(Short exercise): Take the data below and repeat it exactly.

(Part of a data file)
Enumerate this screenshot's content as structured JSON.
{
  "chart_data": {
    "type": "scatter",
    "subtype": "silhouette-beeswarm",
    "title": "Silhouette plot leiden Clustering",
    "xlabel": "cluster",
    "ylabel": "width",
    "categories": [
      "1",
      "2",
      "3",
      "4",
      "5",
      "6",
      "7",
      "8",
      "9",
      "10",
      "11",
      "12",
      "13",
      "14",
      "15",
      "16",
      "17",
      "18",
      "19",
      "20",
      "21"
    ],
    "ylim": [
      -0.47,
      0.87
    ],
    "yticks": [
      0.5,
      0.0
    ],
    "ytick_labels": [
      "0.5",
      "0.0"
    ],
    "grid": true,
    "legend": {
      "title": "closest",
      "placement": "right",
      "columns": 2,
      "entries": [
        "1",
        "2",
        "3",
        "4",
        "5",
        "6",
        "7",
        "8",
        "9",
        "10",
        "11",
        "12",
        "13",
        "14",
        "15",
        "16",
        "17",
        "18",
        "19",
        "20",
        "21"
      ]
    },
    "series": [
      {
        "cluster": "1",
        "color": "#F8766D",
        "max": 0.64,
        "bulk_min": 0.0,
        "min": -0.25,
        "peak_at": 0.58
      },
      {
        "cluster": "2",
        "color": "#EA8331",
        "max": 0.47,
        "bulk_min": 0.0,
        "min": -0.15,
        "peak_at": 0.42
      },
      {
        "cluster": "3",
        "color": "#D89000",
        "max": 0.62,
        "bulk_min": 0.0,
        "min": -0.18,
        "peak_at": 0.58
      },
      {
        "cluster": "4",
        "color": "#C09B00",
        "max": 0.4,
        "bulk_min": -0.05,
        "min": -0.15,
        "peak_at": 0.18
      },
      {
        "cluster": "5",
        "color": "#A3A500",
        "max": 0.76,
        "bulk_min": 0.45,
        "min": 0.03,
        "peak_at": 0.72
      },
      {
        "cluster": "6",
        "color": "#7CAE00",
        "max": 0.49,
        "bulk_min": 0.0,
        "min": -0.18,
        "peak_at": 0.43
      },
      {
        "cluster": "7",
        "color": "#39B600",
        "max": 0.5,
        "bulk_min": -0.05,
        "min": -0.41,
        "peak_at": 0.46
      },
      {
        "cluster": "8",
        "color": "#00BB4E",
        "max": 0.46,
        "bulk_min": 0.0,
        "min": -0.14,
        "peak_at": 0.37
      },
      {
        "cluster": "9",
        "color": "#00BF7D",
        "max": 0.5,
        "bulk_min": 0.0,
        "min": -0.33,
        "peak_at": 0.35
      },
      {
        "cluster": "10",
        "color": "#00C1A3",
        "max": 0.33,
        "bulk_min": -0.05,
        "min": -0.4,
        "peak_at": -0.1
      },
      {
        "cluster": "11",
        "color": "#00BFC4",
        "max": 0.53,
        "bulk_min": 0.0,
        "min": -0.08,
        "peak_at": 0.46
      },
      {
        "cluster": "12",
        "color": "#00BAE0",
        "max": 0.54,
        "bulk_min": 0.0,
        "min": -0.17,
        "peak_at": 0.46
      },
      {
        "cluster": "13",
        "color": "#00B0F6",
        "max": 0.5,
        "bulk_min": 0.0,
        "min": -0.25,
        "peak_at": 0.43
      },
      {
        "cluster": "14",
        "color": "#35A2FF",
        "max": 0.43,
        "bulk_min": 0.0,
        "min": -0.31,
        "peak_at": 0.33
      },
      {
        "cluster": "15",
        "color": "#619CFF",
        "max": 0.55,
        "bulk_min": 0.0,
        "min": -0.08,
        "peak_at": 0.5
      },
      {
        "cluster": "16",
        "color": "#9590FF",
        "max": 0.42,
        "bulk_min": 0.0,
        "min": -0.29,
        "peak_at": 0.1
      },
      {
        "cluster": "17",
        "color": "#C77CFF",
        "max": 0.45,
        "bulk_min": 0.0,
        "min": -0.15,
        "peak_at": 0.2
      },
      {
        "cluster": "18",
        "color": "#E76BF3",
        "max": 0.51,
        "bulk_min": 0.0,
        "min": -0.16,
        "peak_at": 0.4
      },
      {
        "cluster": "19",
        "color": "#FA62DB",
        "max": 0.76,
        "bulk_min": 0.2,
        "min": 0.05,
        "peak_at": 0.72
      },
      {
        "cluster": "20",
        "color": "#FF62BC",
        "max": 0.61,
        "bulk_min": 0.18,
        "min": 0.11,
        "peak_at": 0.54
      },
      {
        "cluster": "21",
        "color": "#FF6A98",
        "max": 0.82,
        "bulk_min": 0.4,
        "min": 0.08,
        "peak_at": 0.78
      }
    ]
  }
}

(Exercise response):
Enumerate this screenshot's content as structured JSON.
{
  "chart_data": {
    "type": "scatter",
    "subtype": "silhouette-beeswarm",
    "title": "Silhouette plot leiden Clustering",
    "xlabel": "cluster",
    "ylabel": "width",
    "categories": [
      "1",
      "2",
      "3",
      "4",
      "5",
      "6",
      "7",
      "8",
      "9",
      "10",
      "11",
      "12",
      "13",
      "14",
      "15",
      "16",
      "17",
      "18",
      "19",
      "20",
      "21"
    ],
    "ylim": [
      -0.47,
      0.87
    ],
    "yticks": [
      0.5,
      0.0
    ],
    "ytick_labels": [
      "0.5",
      "0.0"
    ],
    "grid": true,
    "legend": {
      "title": "closest",
      "placement": "right",
      "columns": 2,
      "entries": [
        "1",
        "2",
        "3",
        "4",
        "5",
        "6",
        "7",
        "8",
        "9",
        "10",
        "11",
        "12",
        "13",
        "14",
        "15",
        "16",
        "17",
        "18",
        "19",
        "20",
        "21"
      ]
    },
    "series": [
      {
        "cluster": "1",
        "color": "#F8766D",
        "max": 0.64,
        "bulk_min": 0.0,
        "min": -0.25,
        "peak_at": 0.58
      },
      {
        "cluster": "2",
        "color": "#EA8331",
        "max": 0.47,
        "bulk_min": 0.0,
        "min": -0.15,
        "peak_at": 0.42
      },
      {
        "cluster": "3",
        "color": "#D89000",
        "max": 0.62,
        "bulk_min": 0.0,
        "min": -0.18,
        "peak_at": 0.58
      },
      {
        "cluster": "4",
        "color": "#C09B00",
        "max": 0.4,
        "bulk_min": -0.05,
        "min": -0.15,
        "peak_at": 0.18
      },
      {
        "cluster": "5",
        "color": "#A3A500",
        "max": 0.76,
        "bulk_min": 0.45,
        "min": 0.03,
        "peak_at": 0.72
      },
      {
        "cluster": "6",
        "color": "#7CAE00",
        "max": 0.49,
        "bulk_min": 0.0,
        "min": -0.18,
        "peak_at": 0.43
      },
      {
        "cluster": "7",
        "color": "#39B600",
        "max": 0.5,
        "bulk_min": -0.05,
        "min": -0.41,
        "peak_at": 0.46
      },
      {
        "cluster": "8",
        "color": "#00BB4E",
        "max": 0.46,
        "bulk_min": 0.0,
        "min": -0.14,
        "peak_at": 0.37
      },
      {
        "cluster": "9",
        "color": "#00BF7D",
        "max": 0.5,
        "bulk_min": 0.0,
        "min": -0.33,
        "peak_at": 0.35
      },
      {
        "cluster": "10",
        "color": "#00C1A3",
        "max": 0.33,
        "bulk_min": -0.05,
        "min": -0.4,
        "peak_at": -0.1
      },
      {
        "cluster": "11",
        "color": "#00BFC4",
        "max": 0.53,
        "bulk_min": 0.0,
        "min": -0.08,
        "peak_at": 0.46
      },
      {
        "cluster": "12",
        "color": "#00BAE0",
        "max": 0.54,
        "bulk_min": 0.0,
        "min": -0.17,
        "peak_at": 0.46
      },
      {
        "cluster": "13",
        "color": "#00B0F6",
        "max": 0.5,
        "bulk_min": 0.0,
        "min": -0.25,
        "peak_at": 0.43
      },
      {
        "cluster": "14",
        "color": "#35A2FF",
        "max": 0.43,
        "bulk_min": 0.0,
        "min": -0.31,
        "peak_at": 0.33
      },
      {
        "cluster": "15",
        "color": "#619CFF",
        "max": 0.55,
        "bulk_min": 0.0,
        "min": -0.08,
        "peak_at": 0.5
      },
      {
        "cluster": "16",
        "color": "#9590FF",
        "max": 0.42,
        "bulk_min": 0.0,
        "min": -0.29,
        "peak_at": 0.1
      },
      {
        "cluster": "17",
        "color": "#C77CFF",
        "max": 0.45,
        "bulk_min": 0.0,
        "min": -0.15,
        "peak_at": 0.2
      },
      {
        "cluster": "18",
        "color": "#E76BF3",
        "max": 0.51,
        "bulk_min": 0.0,
        "min": -0.16,
        "peak_at": 0.4
      },
      {
        "cluster": "19",
        "color": "#FA62DB",
        "max": 0.76,
        "bulk_min": 0.2,
        "min": 0.05,
        "peak_at": 0.72
      },
      {
        "cluster": "20",
        "color": "#FF62BC",
        "max": 0.61,
        "bulk_min": 0.18,
        "min": 0.11,
        "peak_at": 0.54
      },
      {
        "cluster": "21",
        "color": "#FF6A98",
        "max": 0.82,
        "bulk_min": 0.4,
        "min": 0.08,
        "peak_at": 0.78
      }
    ]
  }
}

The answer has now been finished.